:: To do ::
Print every entry word for word, but omit the pictures.

:: Data for the task ::
□ □ □

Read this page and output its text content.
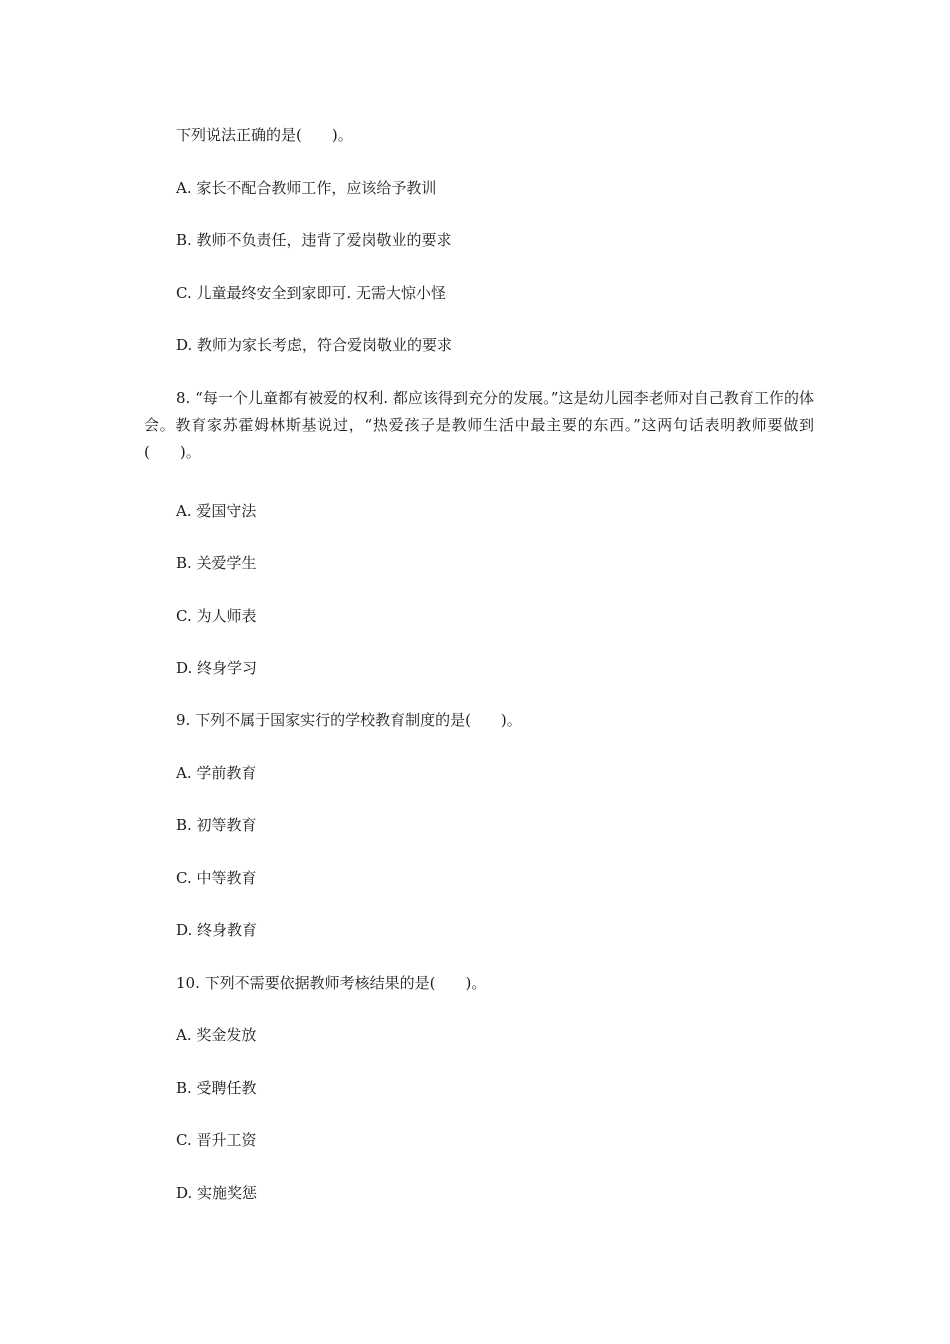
下列说法正确的是(　　)。
A. 家长不配合教师工作，应该给予教训
B. 教师不负责任，违背了爱岗敬业的要求
C. 儿童最终安全到家即可. 无需大惊小怪
D. 教师为家长考虑，符合爱岗敬业的要求
8. “每一个儿童都有被爱的权利. 都应该得到充分的发展。”这是幼儿园李老师对自己教育工作的体会。教育家苏霍姆林斯基说过，“热爱孩子是教师生活中最主要的东西。”这两句话表明教师要做到(　　)。
A. 爱国守法
B. 关爱学生
C. 为人师表
D. 终身学习
9. 下列不属于国家实行的学校教育制度的是(　　)。
A. 学前教育
B. 初等教育
C. 中等教育
D. 终身教育
10. 下列不需要依据教师考核结果的是(　　)。
A. 奖金发放
B. 受聘任教
C. 晋升工资
D. 实施奖惩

□ □ □

:: Reply ::
Read this page and output its text content.
下列说法正确的是(　　)。
A. 家长不配合教师工作，应该给予教训
B. 教师不负责任，违背了爱岗敬业的要求
C. 儿童最终安全到家即可. 无需大惊小怪
D. 教师为家长考虑，符合爱岗敬业的要求
8. “每一个儿童都有被爱的权利. 都应该得到充分的发展。”这是幼儿园李老师对自己教育工作的体会。教育家苏霍姆林斯基说过，“热爱孩子是教师生活中最主要的东西。”这两句话表明教师要做到(　　)。
A. 爱国守法
B. 关爱学生
C. 为人师表
D. 终身学习
9. 下列不属于国家实行的学校教育制度的是(　　)。
A. 学前教育
B. 初等教育
C. 中等教育
D. 终身教育
10. 下列不需要依据教师考核结果的是(　　)。
A. 奖金发放
B. 受聘任教
C. 晋升工资
D. 实施奖惩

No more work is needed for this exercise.